Collected data:
————————

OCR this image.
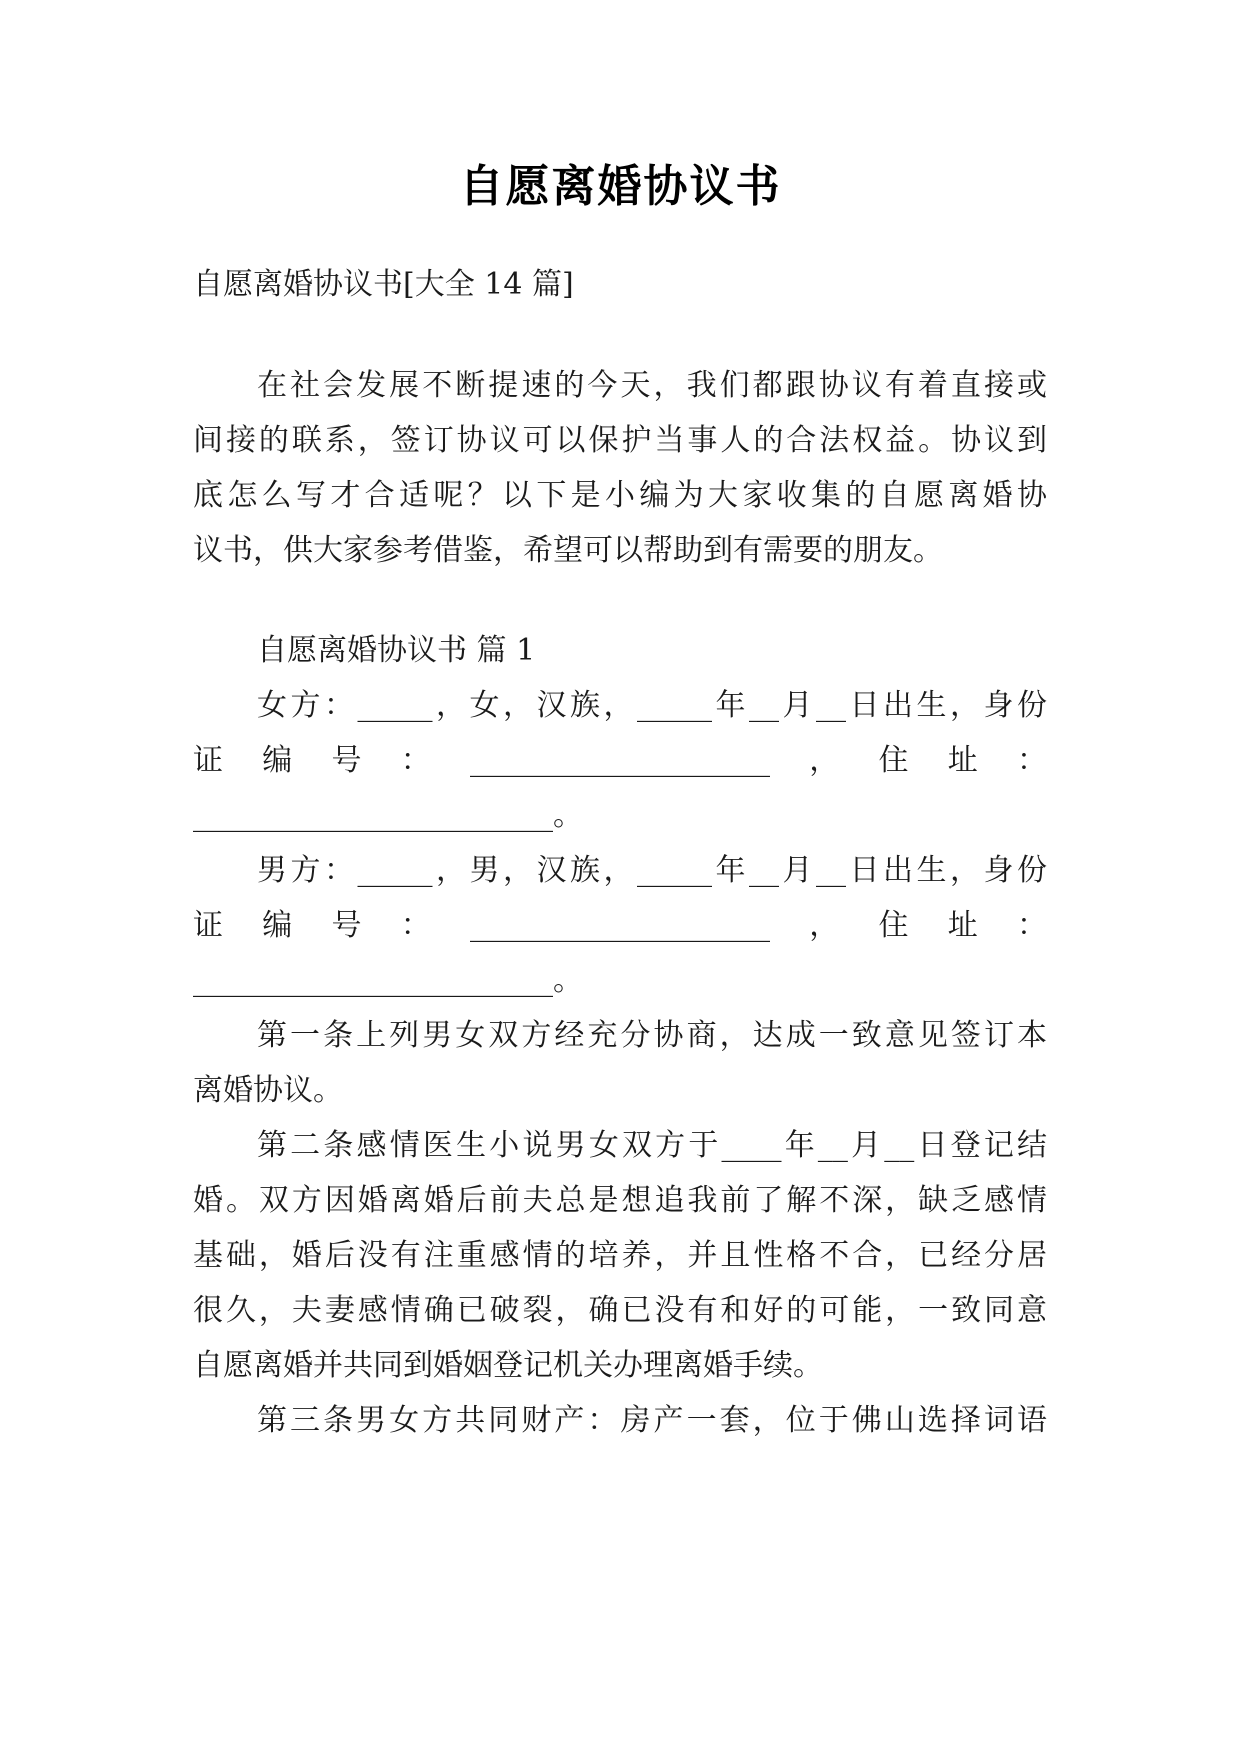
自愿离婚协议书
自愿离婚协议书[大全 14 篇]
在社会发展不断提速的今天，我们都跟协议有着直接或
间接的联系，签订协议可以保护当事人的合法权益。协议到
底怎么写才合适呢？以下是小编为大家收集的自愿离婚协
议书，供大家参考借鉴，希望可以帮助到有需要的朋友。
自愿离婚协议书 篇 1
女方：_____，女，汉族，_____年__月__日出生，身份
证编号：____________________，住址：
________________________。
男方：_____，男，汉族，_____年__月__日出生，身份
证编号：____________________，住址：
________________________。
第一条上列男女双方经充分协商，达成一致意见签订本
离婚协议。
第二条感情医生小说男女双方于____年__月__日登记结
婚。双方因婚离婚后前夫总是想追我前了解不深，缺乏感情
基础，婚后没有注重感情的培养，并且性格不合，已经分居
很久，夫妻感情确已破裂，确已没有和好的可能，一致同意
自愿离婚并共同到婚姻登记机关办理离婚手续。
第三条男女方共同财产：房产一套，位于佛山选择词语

————————

REQUIREMENT
Drop the images and repeat the data exactly.

WORKED SOLUTION
OCR this image.
自愿离婚协议书
自愿离婚协议书[大全 14 篇]
在社会发展不断提速的今天，我们都跟协议有着直接或
间接的联系，签订协议可以保护当事人的合法权益。协议到
底怎么写才合适呢？以下是小编为大家收集的自愿离婚协
议书，供大家参考借鉴，希望可以帮助到有需要的朋友。
自愿离婚协议书 篇 1
女方：_____，女，汉族，_____年__月__日出生，身份
证编号：____________________，住址：
________________________。
男方：_____，男，汉族，_____年__月__日出生，身份
证编号：____________________，住址：
________________________。
第一条上列男女双方经充分协商，达成一致意见签订本
离婚协议。
第二条感情医生小说男女双方于____年__月__日登记结
婚。双方因婚离婚后前夫总是想追我前了解不深，缺乏感情
基础，婚后没有注重感情的培养，并且性格不合，已经分居
很久，夫妻感情确已破裂，确已没有和好的可能，一致同意
自愿离婚并共同到婚姻登记机关办理离婚手续。
第三条男女方共同财产：房产一套，位于佛山选择词语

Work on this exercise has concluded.